Set exercise: Please retype the records below exactly, leaving out any pictures.

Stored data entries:
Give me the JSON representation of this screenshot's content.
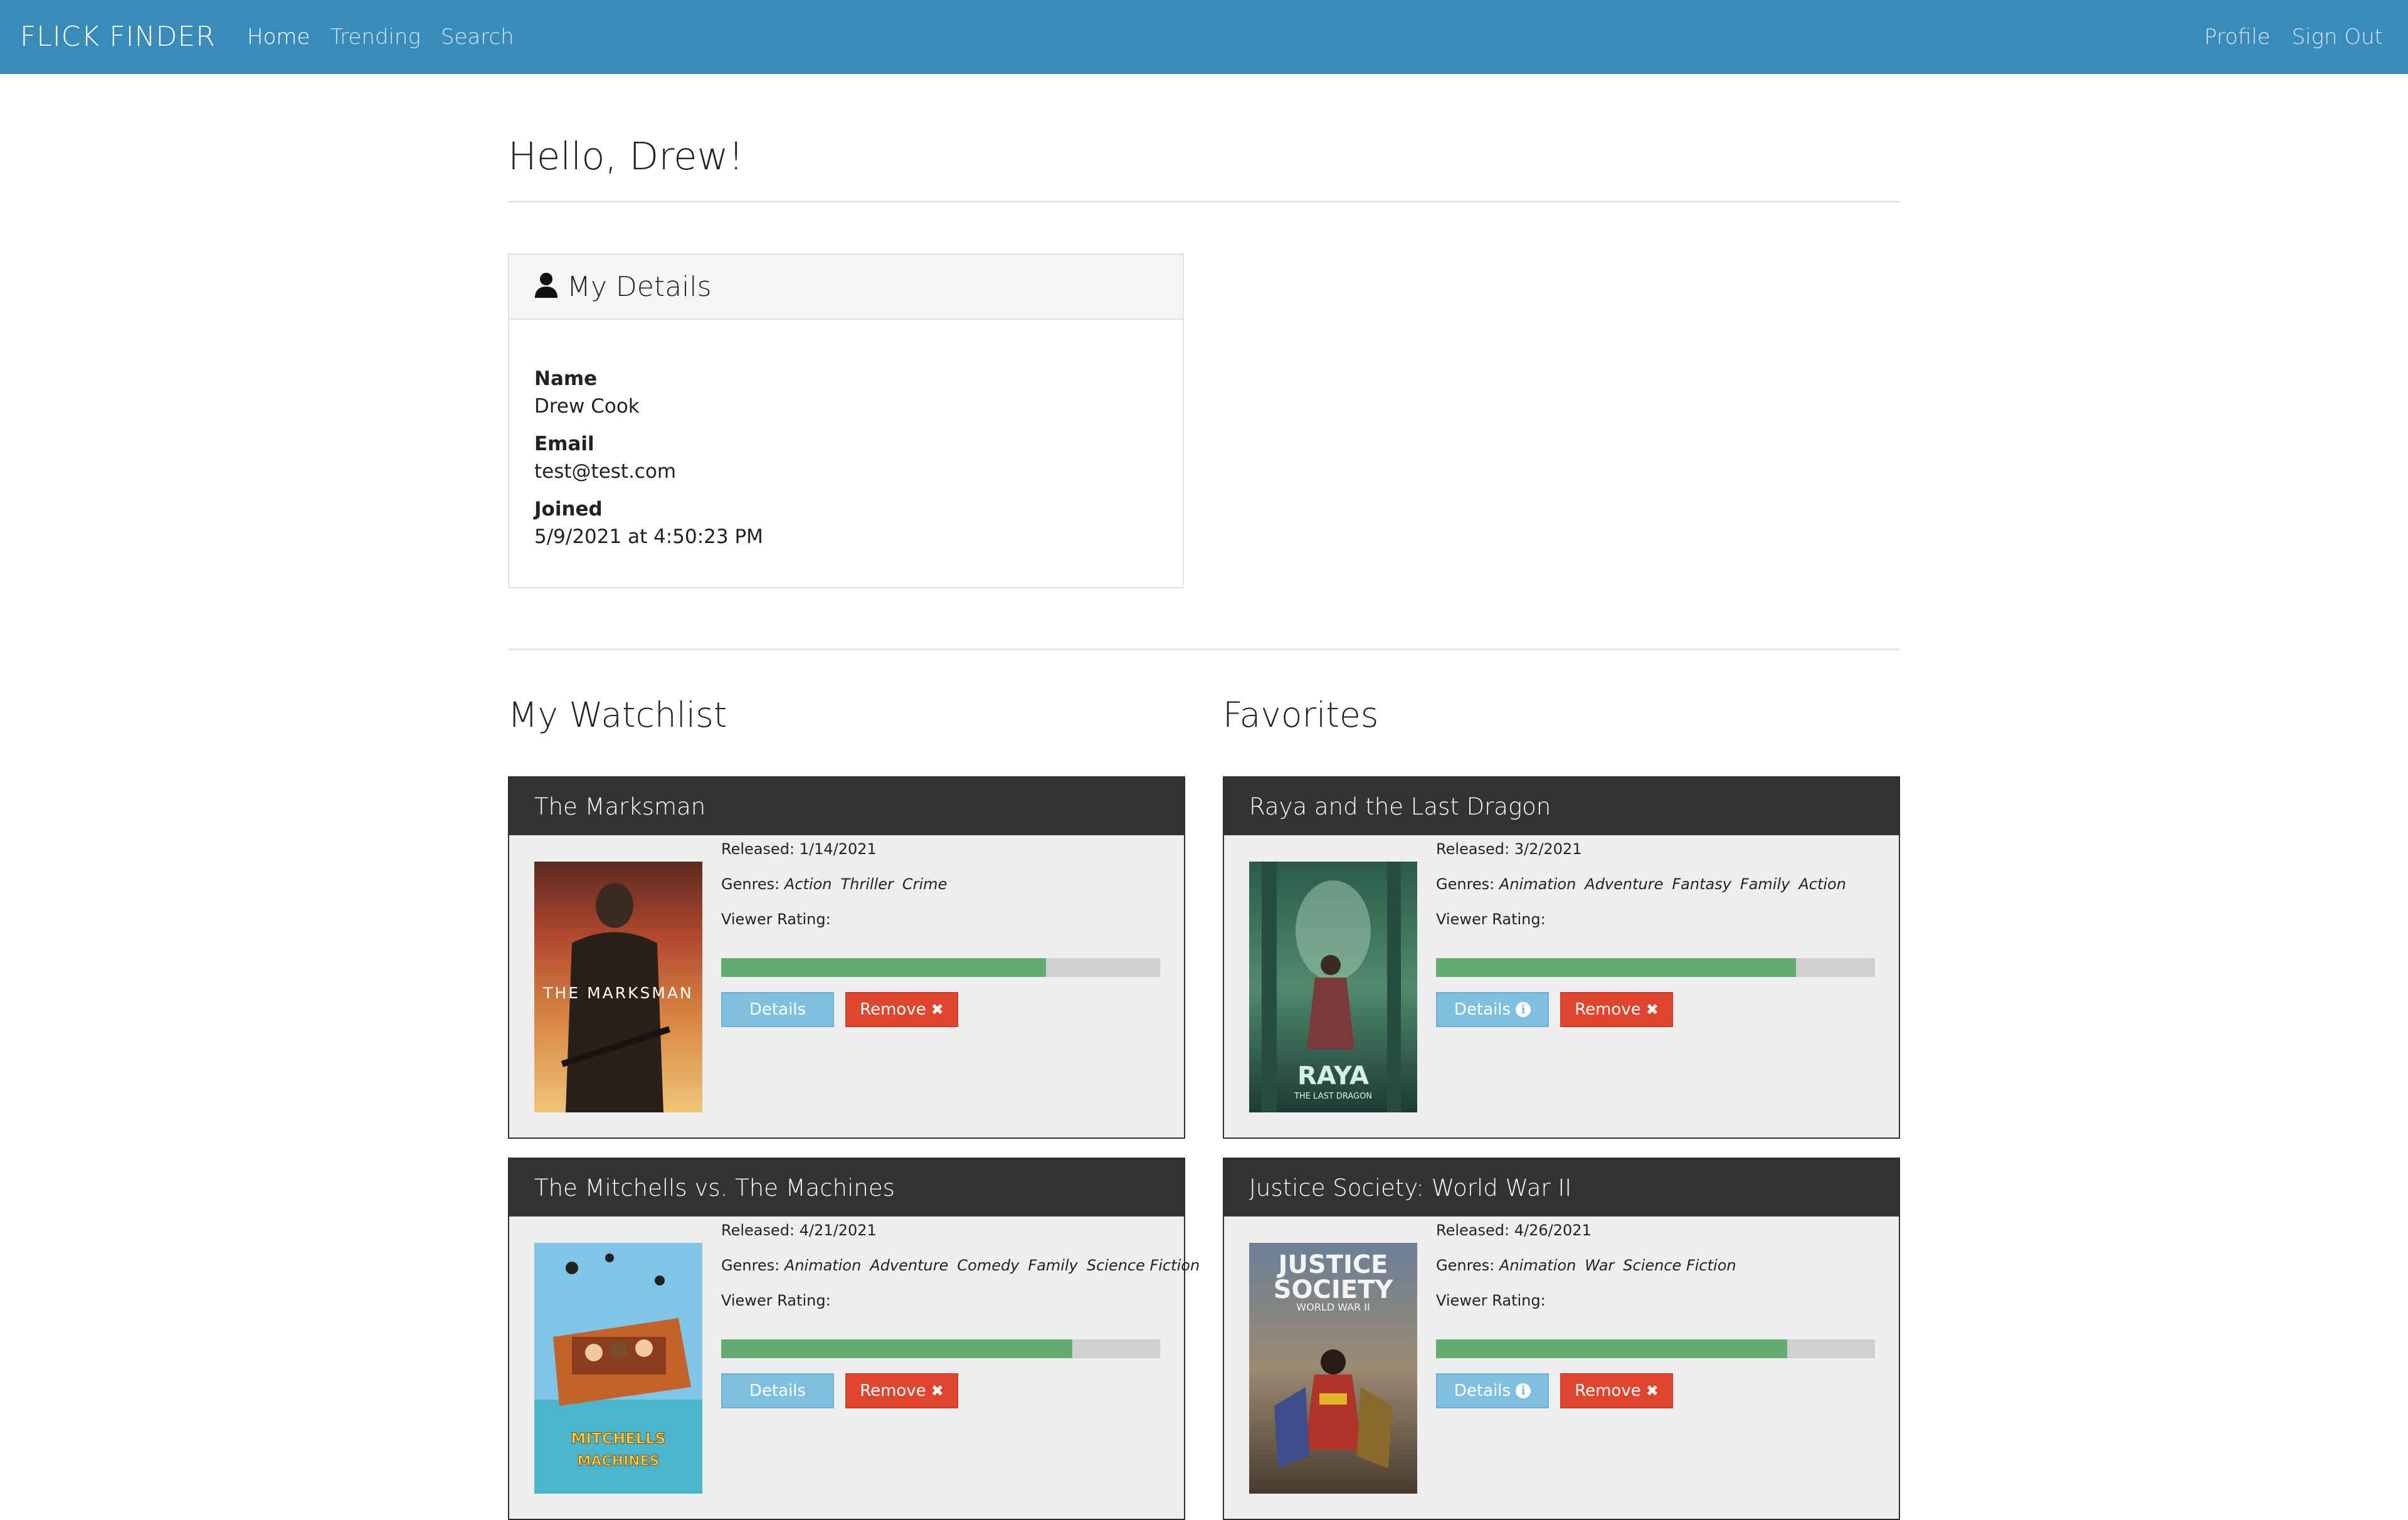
{
  "nav": {
    "brand": "FLICK FINDER",
    "left": [
      "Home",
      "Trending",
      "Search"
    ],
    "right": [
      "Profile",
      "Sign Out"
    ]
  },
  "greeting": "Hello, Drew!",
  "details": {
    "title": "My Details",
    "icon": "user-icon",
    "name_label": "Name",
    "name": "Drew Cook",
    "email_label": "Email",
    "email": "test@test.com",
    "joined_label": "Joined",
    "joined": "5/9/2021 at 4:50:23 PM"
  },
  "watchlist": {
    "title": "My Watchlist",
    "movies": [
      {
        "title": "The Marksman",
        "released": "Released: 1/14/2021",
        "genres_label": "Genres:",
        "genres": [
          "Action",
          "Thriller",
          "Crime"
        ],
        "rating_label": "Viewer Rating:",
        "rating": 0.74,
        "poster_text": "THE MARKSMAN",
        "details_label": "Details",
        "remove_label": "Remove"
      },
      {
        "title": "The Mitchells vs. The Machines",
        "released": "Released: 4/21/2021",
        "genres_label": "Genres:",
        "genres": [
          "Animation",
          "Adventure",
          "Comedy",
          "Family",
          "Science Fiction"
        ],
        "rating_label": "Viewer Rating:",
        "rating": 0.8,
        "poster_text": "MITCHELLS VS MACHINES",
        "details_label": "Details",
        "remove_label": "Remove"
      }
    ]
  },
  "favorites": {
    "title": "Favorites",
    "movies": [
      {
        "title": "Raya and the Last Dragon",
        "released": "Released: 3/2/2021",
        "genres_label": "Genres:",
        "genres": [
          "Animation",
          "Adventure",
          "Fantasy",
          "Family",
          "Action"
        ],
        "rating_label": "Viewer Rating:",
        "rating": 0.82,
        "poster_text": "RAYA",
        "poster_subtext": "THE LAST DRAGON",
        "details_label": "Details",
        "remove_label": "Remove"
      },
      {
        "title": "Justice Society: World War II",
        "released": "Released: 4/26/2021",
        "genres_label": "Genres:",
        "genres": [
          "Animation",
          "War",
          "Science Fiction"
        ],
        "rating_label": "Viewer Rating:",
        "rating": 0.8,
        "poster_text": "JUSTICE SOCIETY",
        "poster_subtext": "WORLD WAR II",
        "details_label": "Details",
        "remove_label": "Remove"
      }
    ]
  },
  "colors": {
    "navbar": "#3a8bba",
    "rating_fill": "#63ad72",
    "details_button": "#7fbfdf",
    "remove_button": "#e0462e",
    "card_header": "#333333"
  }
}
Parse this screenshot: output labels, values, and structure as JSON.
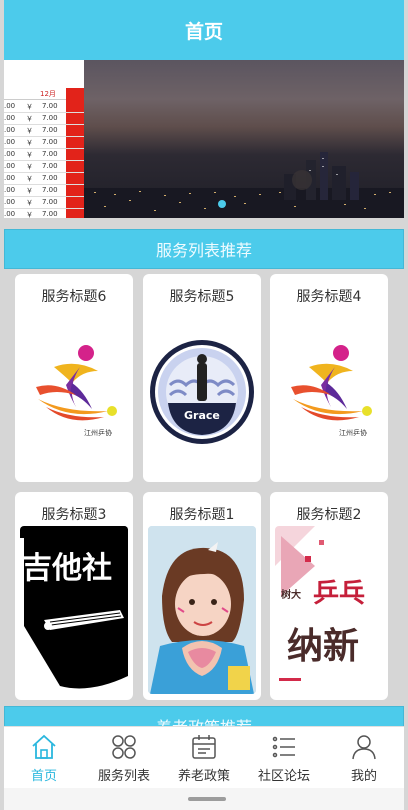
{
  "header": {
    "title": "首页"
  },
  "banner": {
    "sheet_month": "12月",
    "sheet_rows": [
      {
        "a": ".00",
        "cur": "￥",
        "v": "7.00"
      },
      {
        "a": ".00",
        "cur": "￥",
        "v": "7.00"
      },
      {
        "a": ".00",
        "cur": "￥",
        "v": "7.00"
      },
      {
        "a": ".00",
        "cur": "￥",
        "v": "7.00"
      },
      {
        "a": ".00",
        "cur": "￥",
        "v": "7.00"
      },
      {
        "a": ".00",
        "cur": "￥",
        "v": "7.00"
      },
      {
        "a": ".00",
        "cur": "￥",
        "v": "7.00"
      },
      {
        "a": ".00",
        "cur": "￥",
        "v": "7.00"
      },
      {
        "a": ".00",
        "cur": "￥",
        "v": "7.00"
      },
      {
        "a": ".00",
        "cur": "￥",
        "v": "7.00"
      }
    ]
  },
  "sections": {
    "services": "服务列表推荐",
    "policy": "养老政策推荐"
  },
  "services": [
    {
      "title": "服务标题6",
      "image": "sports-logo-icon"
    },
    {
      "title": "服务标题5",
      "image": "grace-badge-icon"
    },
    {
      "title": "服务标题4",
      "image": "sports-logo-icon"
    },
    {
      "title": "服务标题3",
      "image": "guitar-club-logo-icon"
    },
    {
      "title": "服务标题1",
      "image": "girl-photo"
    },
    {
      "title": "服务标题2",
      "image": "pingpong-poster"
    }
  ],
  "images": {
    "grace_text": "Grace",
    "guitar_text": "吉他社",
    "poster_small": "树大",
    "poster_top": "乒乓",
    "poster_big": "纳新",
    "sports_caption": "江州乒协"
  },
  "tabbar": {
    "items": [
      {
        "label": "首页",
        "icon": "home-icon",
        "active": true
      },
      {
        "label": "服务列表",
        "icon": "grid-icon",
        "active": false
      },
      {
        "label": "养老政策",
        "icon": "calendar-icon",
        "active": false
      },
      {
        "label": "社区论坛",
        "icon": "list-icon",
        "active": false
      },
      {
        "label": "我的",
        "icon": "user-icon",
        "active": false
      }
    ]
  },
  "colors": {
    "accent": "#4ccbeb",
    "active_tab": "#2ab7de"
  }
}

Solution to this problem:
Give me the JSON representation of this screenshot's content.
{
  "nav": {
    "brand": "FLICK FINDER",
    "left": [
      "Home",
      "Trending",
      "Search"
    ],
    "right": [
      "Profile",
      "Sign Out"
    ]
  },
  "greeting": "Hello, Drew!",
  "details": {
    "title": "My Details",
    "icon": "user-icon",
    "name_label": "Name",
    "name": "Drew Cook",
    "email_label": "Email",
    "email": "test@test.com",
    "joined_label": "Joined",
    "joined": "5/9/2021 at 4:50:23 PM"
  },
  "watchlist": {
    "title": "My Watchlist",
    "movies": [
      {
        "title": "The Marksman",
        "released": "Released: 1/14/2021",
        "genres_label": "Genres:",
        "genres": [
          "Action",
          "Thriller",
          "Crime"
        ],
        "rating_label": "Viewer Rating:",
        "rating": 0.74,
        "poster_text": "THE MARKSMAN",
        "details_label": "Details",
        "remove_label": "Remove"
      },
      {
        "title": "The Mitchells vs. The Machines",
        "released": "Released: 4/21/2021",
        "genres_label": "Genres:",
        "genres": [
          "Animation",
          "Adventure",
          "Comedy",
          "Family",
          "Science Fiction"
        ],
        "rating_label": "Viewer Rating:",
        "rating": 0.8,
        "poster_text": "MITCHELLS VS MACHINES",
        "details_label": "Details",
        "remove_label": "Remove"
      }
    ]
  },
  "favorites": {
    "title": "Favorites",
    "movies": [
      {
        "title": "Raya and the Last Dragon",
        "released": "Released: 3/2/2021",
        "genres_label": "Genres:",
        "genres": [
          "Animation",
          "Adventure",
          "Fantasy",
          "Family",
          "Action"
        ],
        "rating_label": "Viewer Rating:",
        "rating": 0.82,
        "poster_text": "RAYA",
        "poster_subtext": "THE LAST DRAGON",
        "details_label": "Details",
        "remove_label": "Remove"
      },
      {
        "title": "Justice Society: World War II",
        "released": "Released: 4/26/2021",
        "genres_label": "Genres:",
        "genres": [
          "Animation",
          "War",
          "Science Fiction"
        ],
        "rating_label": "Viewer Rating:",
        "rating": 0.8,
        "poster_text": "JUSTICE SOCIETY",
        "poster_subtext": "WORLD WAR II",
        "details_label": "Details",
        "remove_label": "Remove"
      }
    ]
  },
  "colors": {
    "navbar": "#3a8bba",
    "rating_fill": "#63ad72",
    "details_button": "#7fbfdf",
    "remove_button": "#e0462e",
    "card_header": "#333333"
  }
}
Parse this screenshot: output labels, values, and structure as JSON.
{
  "header": {
    "title": "首页"
  },
  "banner": {
    "sheet_month": "12月",
    "sheet_rows": [
      {
        "a": ".00",
        "cur": "￥",
        "v": "7.00"
      },
      {
        "a": ".00",
        "cur": "￥",
        "v": "7.00"
      },
      {
        "a": ".00",
        "cur": "￥",
        "v": "7.00"
      },
      {
        "a": ".00",
        "cur": "￥",
        "v": "7.00"
      },
      {
        "a": ".00",
        "cur": "￥",
        "v": "7.00"
      },
      {
        "a": ".00",
        "cur": "￥",
        "v": "7.00"
      },
      {
        "a": ".00",
        "cur": "￥",
        "v": "7.00"
      },
      {
        "a": ".00",
        "cur": "￥",
        "v": "7.00"
      },
      {
        "a": ".00",
        "cur": "￥",
        "v": "7.00"
      },
      {
        "a": ".00",
        "cur": "￥",
        "v": "7.00"
      }
    ]
  },
  "sections": {
    "services": "服务列表推荐",
    "policy": "养老政策推荐"
  },
  "services": [
    {
      "title": "服务标题6",
      "image": "sports-logo-icon"
    },
    {
      "title": "服务标题5",
      "image": "grace-badge-icon"
    },
    {
      "title": "服务标题4",
      "image": "sports-logo-icon"
    },
    {
      "title": "服务标题3",
      "image": "guitar-club-logo-icon"
    },
    {
      "title": "服务标题1",
      "image": "girl-photo"
    },
    {
      "title": "服务标题2",
      "image": "pingpong-poster"
    }
  ],
  "images": {
    "grace_text": "Grace",
    "guitar_text": "吉他社",
    "poster_small": "树大",
    "poster_top": "乒乓",
    "poster_big": "纳新",
    "sports_caption": "江州乒协"
  },
  "tabbar": {
    "items": [
      {
        "label": "首页",
        "icon": "home-icon",
        "active": true
      },
      {
        "label": "服务列表",
        "icon": "grid-icon",
        "active": false
      },
      {
        "label": "养老政策",
        "icon": "calendar-icon",
        "active": false
      },
      {
        "label": "社区论坛",
        "icon": "list-icon",
        "active": false
      },
      {
        "label": "我的",
        "icon": "user-icon",
        "active": false
      }
    ]
  },
  "colors": {
    "accent": "#4ccbeb",
    "active_tab": "#2ab7de"
  }
}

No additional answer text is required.